++++ Available records
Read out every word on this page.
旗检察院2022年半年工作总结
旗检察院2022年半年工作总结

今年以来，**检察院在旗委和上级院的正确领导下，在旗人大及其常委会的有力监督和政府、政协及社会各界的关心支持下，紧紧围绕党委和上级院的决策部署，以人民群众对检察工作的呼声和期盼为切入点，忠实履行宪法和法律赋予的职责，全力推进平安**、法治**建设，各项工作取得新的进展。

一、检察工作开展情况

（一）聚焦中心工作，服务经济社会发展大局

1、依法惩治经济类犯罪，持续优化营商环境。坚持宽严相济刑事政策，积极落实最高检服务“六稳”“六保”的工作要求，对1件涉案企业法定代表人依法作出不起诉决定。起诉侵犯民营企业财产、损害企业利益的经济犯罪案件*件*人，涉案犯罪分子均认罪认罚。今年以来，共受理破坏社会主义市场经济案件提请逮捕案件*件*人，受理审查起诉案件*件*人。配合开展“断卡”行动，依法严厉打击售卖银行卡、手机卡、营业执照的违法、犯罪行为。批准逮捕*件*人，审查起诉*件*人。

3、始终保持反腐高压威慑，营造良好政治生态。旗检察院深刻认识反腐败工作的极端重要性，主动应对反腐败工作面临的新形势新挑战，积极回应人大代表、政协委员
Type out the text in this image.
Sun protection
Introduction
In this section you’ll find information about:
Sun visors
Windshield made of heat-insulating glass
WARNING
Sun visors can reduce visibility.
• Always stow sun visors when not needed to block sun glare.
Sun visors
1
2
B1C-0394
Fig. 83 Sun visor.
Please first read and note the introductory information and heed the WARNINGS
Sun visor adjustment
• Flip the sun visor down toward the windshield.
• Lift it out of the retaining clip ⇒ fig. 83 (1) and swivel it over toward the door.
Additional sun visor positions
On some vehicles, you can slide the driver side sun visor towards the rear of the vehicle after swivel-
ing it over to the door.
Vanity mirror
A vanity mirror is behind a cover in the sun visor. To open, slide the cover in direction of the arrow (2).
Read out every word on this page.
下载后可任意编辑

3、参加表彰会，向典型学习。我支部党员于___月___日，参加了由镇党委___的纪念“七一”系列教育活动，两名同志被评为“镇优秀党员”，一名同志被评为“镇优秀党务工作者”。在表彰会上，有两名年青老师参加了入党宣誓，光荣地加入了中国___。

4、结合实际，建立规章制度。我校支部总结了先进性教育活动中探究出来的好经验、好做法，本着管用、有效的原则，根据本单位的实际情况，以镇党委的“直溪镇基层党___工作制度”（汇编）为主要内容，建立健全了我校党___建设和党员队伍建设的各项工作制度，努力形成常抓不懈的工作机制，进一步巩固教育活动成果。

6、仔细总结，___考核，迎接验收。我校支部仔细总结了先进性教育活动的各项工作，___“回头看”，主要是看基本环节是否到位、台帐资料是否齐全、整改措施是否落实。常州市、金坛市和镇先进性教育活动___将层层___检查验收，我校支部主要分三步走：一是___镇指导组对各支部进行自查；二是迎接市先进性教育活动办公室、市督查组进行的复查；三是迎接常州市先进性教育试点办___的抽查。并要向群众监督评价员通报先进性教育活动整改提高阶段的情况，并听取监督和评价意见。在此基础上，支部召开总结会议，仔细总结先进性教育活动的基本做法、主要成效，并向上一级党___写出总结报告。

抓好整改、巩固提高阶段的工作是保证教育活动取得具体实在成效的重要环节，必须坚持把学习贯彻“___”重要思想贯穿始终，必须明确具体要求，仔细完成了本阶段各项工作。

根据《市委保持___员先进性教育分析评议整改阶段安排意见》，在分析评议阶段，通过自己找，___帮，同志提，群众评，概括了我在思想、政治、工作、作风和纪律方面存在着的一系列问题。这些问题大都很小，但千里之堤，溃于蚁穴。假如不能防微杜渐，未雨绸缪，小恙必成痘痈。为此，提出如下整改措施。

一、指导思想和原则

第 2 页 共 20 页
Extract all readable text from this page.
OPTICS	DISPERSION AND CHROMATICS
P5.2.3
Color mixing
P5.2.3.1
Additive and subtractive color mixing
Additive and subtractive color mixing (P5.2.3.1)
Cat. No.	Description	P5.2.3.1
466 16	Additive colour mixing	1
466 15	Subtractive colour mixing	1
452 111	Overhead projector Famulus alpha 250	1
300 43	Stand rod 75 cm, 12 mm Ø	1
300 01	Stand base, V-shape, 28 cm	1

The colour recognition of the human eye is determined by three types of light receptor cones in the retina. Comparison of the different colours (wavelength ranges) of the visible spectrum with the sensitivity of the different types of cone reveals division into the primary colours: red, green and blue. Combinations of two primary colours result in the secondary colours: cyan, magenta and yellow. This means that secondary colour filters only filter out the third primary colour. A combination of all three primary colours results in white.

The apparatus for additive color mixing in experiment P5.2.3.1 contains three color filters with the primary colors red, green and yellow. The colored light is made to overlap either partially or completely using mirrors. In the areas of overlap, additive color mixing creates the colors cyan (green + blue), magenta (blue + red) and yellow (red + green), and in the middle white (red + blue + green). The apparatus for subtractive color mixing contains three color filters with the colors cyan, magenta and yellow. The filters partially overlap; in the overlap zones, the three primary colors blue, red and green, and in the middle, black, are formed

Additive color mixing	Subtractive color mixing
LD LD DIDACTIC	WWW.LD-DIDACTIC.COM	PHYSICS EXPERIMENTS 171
++++++++
# Problem to solve:
Copy all of the data. Keep every word exactly as it is.

# Written reply:
Read out every word on this page.
旗检察院2022年半年工作总结
旗检察院2022年半年工作总结

今年以来，**检察院在旗委和上级院的正确领导下，在旗人大及其常委会的有力监督和政府、政协及社会各界的关心支持下，紧紧围绕党委和上级院的决策部署，以人民群众对检察工作的呼声和期盼为切入点，忠实履行宪法和法律赋予的职责，全力推进平安**、法治**建设，各项工作取得新的进展。

一、检察工作开展情况

（一）聚焦中心工作，服务经济社会发展大局

1、依法惩治经济类犯罪，持续优化营商环境。坚持宽严相济刑事政策，积极落实最高检服务“六稳”“六保”的工作要求，对1件涉案企业法定代表人依法作出不起诉决定。起诉侵犯民营企业财产、损害企业利益的经济犯罪案件*件*人，涉案犯罪分子均认罪认罚。今年以来，共受理破坏社会主义市场经济案件提请逮捕案件*件*人，受理审查起诉案件*件*人。配合开展“断卡”行动，依法严厉打击售卖银行卡、手机卡、营业执照的违法、犯罪行为。批准逮捕*件*人，审查起诉*件*人。

3、始终保持反腐高压威慑，营造良好政治生态。旗检察院深刻认识反腐败工作的极端重要性，主动应对反腐败工作面临的新形势新挑战，积极回应人大代表、政协委员
Type out the text in this image.
Sun protection
Introduction
In this section you’ll find information about:
Sun visors
Windshield made of heat-insulating glass
WARNING
Sun visors can reduce visibility.
• Always stow sun visors when not needed to block sun glare.
Sun visors
1
2
B1C-0394
Fig. 83 Sun visor.
Please first read and note the introductory information and heed the WARNINGS
Sun visor adjustment
• Flip the sun visor down toward the windshield.
• Lift it out of the retaining clip ⇒ fig. 83 (1) and swivel it over toward the door.
Additional sun visor positions
On some vehicles, you can slide the driver side sun visor towards the rear of the vehicle after swivel-
ing it over to the door.
Vanity mirror
A vanity mirror is behind a cover in the sun visor. To open, slide the cover in direction of the arrow (2).
Read out every word on this page.
下载后可任意编辑

3、参加表彰会，向典型学习。我支部党员于___月___日，参加了由镇党委___的纪念“七一”系列教育活动，两名同志被评为“镇优秀党员”，一名同志被评为“镇优秀党务工作者”。在表彰会上，有两名年青老师参加了入党宣誓，光荣地加入了中国___。

4、结合实际，建立规章制度。我校支部总结了先进性教育活动中探究出来的好经验、好做法，本着管用、有效的原则，根据本单位的实际情况，以镇党委的“直溪镇基层党___工作制度”（汇编）为主要内容，建立健全了我校党___建设和党员队伍建设的各项工作制度，努力形成常抓不懈的工作机制，进一步巩固教育活动成果。

6、仔细总结，___考核，迎接验收。我校支部仔细总结了先进性教育活动的各项工作，___“回头看”，主要是看基本环节是否到位、台帐资料是否齐全、整改措施是否落实。常州市、金坛市和镇先进性教育活动___将层层___检查验收，我校支部主要分三步走：一是___镇指导组对各支部进行自查；二是迎接市先进性教育活动办公室、市督查组进行的复查；三是迎接常州市先进性教育试点办___的抽查。并要向群众监督评价员通报先进性教育活动整改提高阶段的情况，并听取监督和评价意见。在此基础上，支部召开总结会议，仔细总结先进性教育活动的基本做法、主要成效，并向上一级党___写出总结报告。

抓好整改、巩固提高阶段的工作是保证教育活动取得具体实在成效的重要环节，必须坚持把学习贯彻“___”重要思想贯穿始终，必须明确具体要求，仔细完成了本阶段各项工作。

根据《市委保持___员先进性教育分析评议整改阶段安排意见》，在分析评议阶段，通过自己找，___帮，同志提，群众评，概括了我在思想、政治、工作、作风和纪律方面存在着的一系列问题。这些问题大都很小，但千里之堤，溃于蚁穴。假如不能防微杜渐，未雨绸缪，小恙必成痘痈。为此，提出如下整改措施。

一、指导思想和原则

第 2 页 共 20 页
Extract all readable text from this page.
OPTICS	DISPERSION AND CHROMATICS
P5.2.3
Color mixing
P5.2.3.1
Additive and subtractive color mixing
Additive and subtractive color mixing (P5.2.3.1)
Cat. No.	Description	P5.2.3.1
466 16	Additive colour mixing	1
466 15	Subtractive colour mixing	1
452 111	Overhead projector Famulus alpha 250	1
300 43	Stand rod 75 cm, 12 mm Ø	1
300 01	Stand base, V-shape, 28 cm	1

The colour recognition of the human eye is determined by three types of light receptor cones in the retina. Comparison of the different colours (wavelength ranges) of the visible spectrum with the sensitivity of the different types of cone reveals division into the primary colours: red, green and blue. Combinations of two primary colours result in the secondary colours: cyan, magenta and yellow. This means that secondary colour filters only filter out the third primary colour. A combination of all three primary colours results in white.

The apparatus for additive color mixing in experiment P5.2.3.1 contains three color filters with the primary colors red, green and yellow. The colored light is made to overlap either partially or completely using mirrors. In the areas of overlap, additive color mixing creates the colors cyan (green + blue), magenta (blue + red) and yellow (red + green), and in the middle white (red + blue + green). The apparatus for subtractive color mixing contains three color filters with the colors cyan, magenta and yellow. The filters partially overlap; in the overlap zones, the three primary colors blue, red and green, and in the middle, black, are formed

Additive color mixing	Subtractive color mixing
LD LD DIDACTIC	WWW.LD-DIDACTIC.COM	PHYSICS EXPERIMENTS 171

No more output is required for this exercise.